Given request: Reproduce every record below exactly as it appears.

Figure data in JSON:
= = =

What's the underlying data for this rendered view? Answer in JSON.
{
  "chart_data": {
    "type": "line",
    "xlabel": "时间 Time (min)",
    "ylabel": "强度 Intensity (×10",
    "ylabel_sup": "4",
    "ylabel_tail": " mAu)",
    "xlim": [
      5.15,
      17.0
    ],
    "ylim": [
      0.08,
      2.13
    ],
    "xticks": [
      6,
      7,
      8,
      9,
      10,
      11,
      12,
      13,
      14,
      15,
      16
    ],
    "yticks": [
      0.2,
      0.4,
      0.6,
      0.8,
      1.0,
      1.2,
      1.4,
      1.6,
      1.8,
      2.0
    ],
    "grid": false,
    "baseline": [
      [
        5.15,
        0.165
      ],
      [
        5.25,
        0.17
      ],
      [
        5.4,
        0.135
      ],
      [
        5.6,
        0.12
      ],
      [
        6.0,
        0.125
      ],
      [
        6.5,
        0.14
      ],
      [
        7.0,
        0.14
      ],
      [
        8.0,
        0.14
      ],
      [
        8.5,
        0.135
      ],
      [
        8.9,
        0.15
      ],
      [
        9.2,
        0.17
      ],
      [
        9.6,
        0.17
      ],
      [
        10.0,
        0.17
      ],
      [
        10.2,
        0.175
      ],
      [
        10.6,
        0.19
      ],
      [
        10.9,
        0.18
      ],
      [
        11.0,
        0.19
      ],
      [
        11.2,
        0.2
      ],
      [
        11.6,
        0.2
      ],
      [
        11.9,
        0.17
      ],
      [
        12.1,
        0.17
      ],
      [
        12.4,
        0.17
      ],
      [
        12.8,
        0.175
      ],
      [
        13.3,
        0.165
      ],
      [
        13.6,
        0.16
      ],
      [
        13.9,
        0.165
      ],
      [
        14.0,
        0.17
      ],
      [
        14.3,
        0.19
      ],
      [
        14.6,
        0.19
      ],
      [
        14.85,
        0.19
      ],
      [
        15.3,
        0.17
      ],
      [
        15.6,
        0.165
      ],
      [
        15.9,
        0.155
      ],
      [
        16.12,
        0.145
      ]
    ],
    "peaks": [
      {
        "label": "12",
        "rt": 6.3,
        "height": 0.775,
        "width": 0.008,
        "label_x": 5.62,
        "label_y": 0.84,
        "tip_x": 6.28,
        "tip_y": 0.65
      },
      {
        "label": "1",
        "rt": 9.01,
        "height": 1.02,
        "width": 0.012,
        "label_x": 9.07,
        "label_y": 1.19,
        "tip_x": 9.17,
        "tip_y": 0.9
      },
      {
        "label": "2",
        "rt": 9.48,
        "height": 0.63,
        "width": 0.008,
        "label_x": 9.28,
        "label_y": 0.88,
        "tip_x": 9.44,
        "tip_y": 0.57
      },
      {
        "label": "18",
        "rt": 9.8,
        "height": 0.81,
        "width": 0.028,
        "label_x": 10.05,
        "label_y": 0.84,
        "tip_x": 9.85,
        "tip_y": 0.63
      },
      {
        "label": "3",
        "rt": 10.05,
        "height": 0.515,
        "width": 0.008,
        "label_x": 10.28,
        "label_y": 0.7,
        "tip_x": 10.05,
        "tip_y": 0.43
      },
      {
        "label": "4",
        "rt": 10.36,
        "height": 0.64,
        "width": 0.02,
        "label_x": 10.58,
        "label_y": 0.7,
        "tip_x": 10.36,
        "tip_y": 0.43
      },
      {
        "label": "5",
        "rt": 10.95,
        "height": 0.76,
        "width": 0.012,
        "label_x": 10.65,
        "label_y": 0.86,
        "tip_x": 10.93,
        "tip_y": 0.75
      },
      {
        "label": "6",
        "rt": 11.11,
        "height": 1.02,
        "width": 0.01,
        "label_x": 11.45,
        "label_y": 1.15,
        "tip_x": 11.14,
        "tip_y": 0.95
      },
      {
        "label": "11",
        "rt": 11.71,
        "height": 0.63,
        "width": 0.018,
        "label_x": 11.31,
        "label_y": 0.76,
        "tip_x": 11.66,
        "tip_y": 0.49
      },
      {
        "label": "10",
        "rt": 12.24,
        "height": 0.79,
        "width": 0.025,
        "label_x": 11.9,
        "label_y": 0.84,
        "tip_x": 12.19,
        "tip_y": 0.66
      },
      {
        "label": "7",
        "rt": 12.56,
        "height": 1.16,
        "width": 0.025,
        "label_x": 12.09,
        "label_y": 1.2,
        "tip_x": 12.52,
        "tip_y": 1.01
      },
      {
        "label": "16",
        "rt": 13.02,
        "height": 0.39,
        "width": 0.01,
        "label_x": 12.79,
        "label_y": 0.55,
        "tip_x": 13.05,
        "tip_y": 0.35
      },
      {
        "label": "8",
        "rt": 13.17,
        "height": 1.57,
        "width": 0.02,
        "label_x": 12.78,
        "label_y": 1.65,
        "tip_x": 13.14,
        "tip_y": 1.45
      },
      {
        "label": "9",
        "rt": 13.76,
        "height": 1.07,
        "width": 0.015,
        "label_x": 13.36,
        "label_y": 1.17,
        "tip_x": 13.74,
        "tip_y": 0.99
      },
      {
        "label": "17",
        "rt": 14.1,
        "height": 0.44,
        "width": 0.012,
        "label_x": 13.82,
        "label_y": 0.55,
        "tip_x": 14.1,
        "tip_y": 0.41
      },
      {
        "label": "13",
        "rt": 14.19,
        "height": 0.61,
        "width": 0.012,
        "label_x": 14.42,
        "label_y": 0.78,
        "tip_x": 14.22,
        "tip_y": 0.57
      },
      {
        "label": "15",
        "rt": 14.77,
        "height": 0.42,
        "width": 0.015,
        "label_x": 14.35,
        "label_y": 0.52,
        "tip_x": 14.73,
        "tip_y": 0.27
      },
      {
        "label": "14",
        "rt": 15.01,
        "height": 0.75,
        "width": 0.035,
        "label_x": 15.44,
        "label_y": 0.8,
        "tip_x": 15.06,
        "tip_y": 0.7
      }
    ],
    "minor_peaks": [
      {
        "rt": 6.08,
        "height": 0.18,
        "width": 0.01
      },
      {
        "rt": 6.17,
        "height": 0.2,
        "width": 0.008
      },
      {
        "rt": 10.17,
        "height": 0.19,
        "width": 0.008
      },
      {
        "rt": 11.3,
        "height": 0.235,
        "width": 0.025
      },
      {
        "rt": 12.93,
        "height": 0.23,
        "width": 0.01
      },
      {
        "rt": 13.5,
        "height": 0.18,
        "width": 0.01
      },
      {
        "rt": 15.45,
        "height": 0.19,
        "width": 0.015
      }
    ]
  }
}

= = =

Full solution:
What's the underlying data for this rendered view? Answer in JSON.
{
  "chart_data": {
    "type": "line",
    "xlabel": "时间 Time (min)",
    "ylabel": "强度 Intensity (×10",
    "ylabel_sup": "4",
    "ylabel_tail": " mAu)",
    "xlim": [
      5.15,
      17.0
    ],
    "ylim": [
      0.08,
      2.13
    ],
    "xticks": [
      6,
      7,
      8,
      9,
      10,
      11,
      12,
      13,
      14,
      15,
      16
    ],
    "yticks": [
      0.2,
      0.4,
      0.6,
      0.8,
      1.0,
      1.2,
      1.4,
      1.6,
      1.8,
      2.0
    ],
    "grid": false,
    "baseline": [
      [
        5.15,
        0.165
      ],
      [
        5.25,
        0.17
      ],
      [
        5.4,
        0.135
      ],
      [
        5.6,
        0.12
      ],
      [
        6.0,
        0.125
      ],
      [
        6.5,
        0.14
      ],
      [
        7.0,
        0.14
      ],
      [
        8.0,
        0.14
      ],
      [
        8.5,
        0.135
      ],
      [
        8.9,
        0.15
      ],
      [
        9.2,
        0.17
      ],
      [
        9.6,
        0.17
      ],
      [
        10.0,
        0.17
      ],
      [
        10.2,
        0.175
      ],
      [
        10.6,
        0.19
      ],
      [
        10.9,
        0.18
      ],
      [
        11.0,
        0.19
      ],
      [
        11.2,
        0.2
      ],
      [
        11.6,
        0.2
      ],
      [
        11.9,
        0.17
      ],
      [
        12.1,
        0.17
      ],
      [
        12.4,
        0.17
      ],
      [
        12.8,
        0.175
      ],
      [
        13.3,
        0.165
      ],
      [
        13.6,
        0.16
      ],
      [
        13.9,
        0.165
      ],
      [
        14.0,
        0.17
      ],
      [
        14.3,
        0.19
      ],
      [
        14.6,
        0.19
      ],
      [
        14.85,
        0.19
      ],
      [
        15.3,
        0.17
      ],
      [
        15.6,
        0.165
      ],
      [
        15.9,
        0.155
      ],
      [
        16.12,
        0.145
      ]
    ],
    "peaks": [
      {
        "label": "12",
        "rt": 6.3,
        "height": 0.775,
        "width": 0.008,
        "label_x": 5.62,
        "label_y": 0.84,
        "tip_x": 6.28,
        "tip_y": 0.65
      },
      {
        "label": "1",
        "rt": 9.01,
        "height": 1.02,
        "width": 0.012,
        "label_x": 9.07,
        "label_y": 1.19,
        "tip_x": 9.17,
        "tip_y": 0.9
      },
      {
        "label": "2",
        "rt": 9.48,
        "height": 0.63,
        "width": 0.008,
        "label_x": 9.28,
        "label_y": 0.88,
        "tip_x": 9.44,
        "tip_y": 0.57
      },
      {
        "label": "18",
        "rt": 9.8,
        "height": 0.81,
        "width": 0.028,
        "label_x": 10.05,
        "label_y": 0.84,
        "tip_x": 9.85,
        "tip_y": 0.63
      },
      {
        "label": "3",
        "rt": 10.05,
        "height": 0.515,
        "width": 0.008,
        "label_x": 10.28,
        "label_y": 0.7,
        "tip_x": 10.05,
        "tip_y": 0.43
      },
      {
        "label": "4",
        "rt": 10.36,
        "height": 0.64,
        "width": 0.02,
        "label_x": 10.58,
        "label_y": 0.7,
        "tip_x": 10.36,
        "tip_y": 0.43
      },
      {
        "label": "5",
        "rt": 10.95,
        "height": 0.76,
        "width": 0.012,
        "label_x": 10.65,
        "label_y": 0.86,
        "tip_x": 10.93,
        "tip_y": 0.75
      },
      {
        "label": "6",
        "rt": 11.11,
        "height": 1.02,
        "width": 0.01,
        "label_x": 11.45,
        "label_y": 1.15,
        "tip_x": 11.14,
        "tip_y": 0.95
      },
      {
        "label": "11",
        "rt": 11.71,
        "height": 0.63,
        "width": 0.018,
        "label_x": 11.31,
        "label_y": 0.76,
        "tip_x": 11.66,
        "tip_y": 0.49
      },
      {
        "label": "10",
        "rt": 12.24,
        "height": 0.79,
        "width": 0.025,
        "label_x": 11.9,
        "label_y": 0.84,
        "tip_x": 12.19,
        "tip_y": 0.66
      },
      {
        "label": "7",
        "rt": 12.56,
        "height": 1.16,
        "width": 0.025,
        "label_x": 12.09,
        "label_y": 1.2,
        "tip_x": 12.52,
        "tip_y": 1.01
      },
      {
        "label": "16",
        "rt": 13.02,
        "height": 0.39,
        "width": 0.01,
        "label_x": 12.79,
        "label_y": 0.55,
        "tip_x": 13.05,
        "tip_y": 0.35
      },
      {
        "label": "8",
        "rt": 13.17,
        "height": 1.57,
        "width": 0.02,
        "label_x": 12.78,
        "label_y": 1.65,
        "tip_x": 13.14,
        "tip_y": 1.45
      },
      {
        "label": "9",
        "rt": 13.76,
        "height": 1.07,
        "width": 0.015,
        "label_x": 13.36,
        "label_y": 1.17,
        "tip_x": 13.74,
        "tip_y": 0.99
      },
      {
        "label": "17",
        "rt": 14.1,
        "height": 0.44,
        "width": 0.012,
        "label_x": 13.82,
        "label_y": 0.55,
        "tip_x": 14.1,
        "tip_y": 0.41
      },
      {
        "label": "13",
        "rt": 14.19,
        "height": 0.61,
        "width": 0.012,
        "label_x": 14.42,
        "label_y": 0.78,
        "tip_x": 14.22,
        "tip_y": 0.57
      },
      {
        "label": "15",
        "rt": 14.77,
        "height": 0.42,
        "width": 0.015,
        "label_x": 14.35,
        "label_y": 0.52,
        "tip_x": 14.73,
        "tip_y": 0.27
      },
      {
        "label": "14",
        "rt": 15.01,
        "height": 0.75,
        "width": 0.035,
        "label_x": 15.44,
        "label_y": 0.8,
        "tip_x": 15.06,
        "tip_y": 0.7
      }
    ],
    "minor_peaks": [
      {
        "rt": 6.08,
        "height": 0.18,
        "width": 0.01
      },
      {
        "rt": 6.17,
        "height": 0.2,
        "width": 0.008
      },
      {
        "rt": 10.17,
        "height": 0.19,
        "width": 0.008
      },
      {
        "rt": 11.3,
        "height": 0.235,
        "width": 0.025
      },
      {
        "rt": 12.93,
        "height": 0.23,
        "width": 0.01
      },
      {
        "rt": 13.5,
        "height": 0.18,
        "width": 0.01
      },
      {
        "rt": 15.45,
        "height": 0.19,
        "width": 0.015
      }
    ]
  }
}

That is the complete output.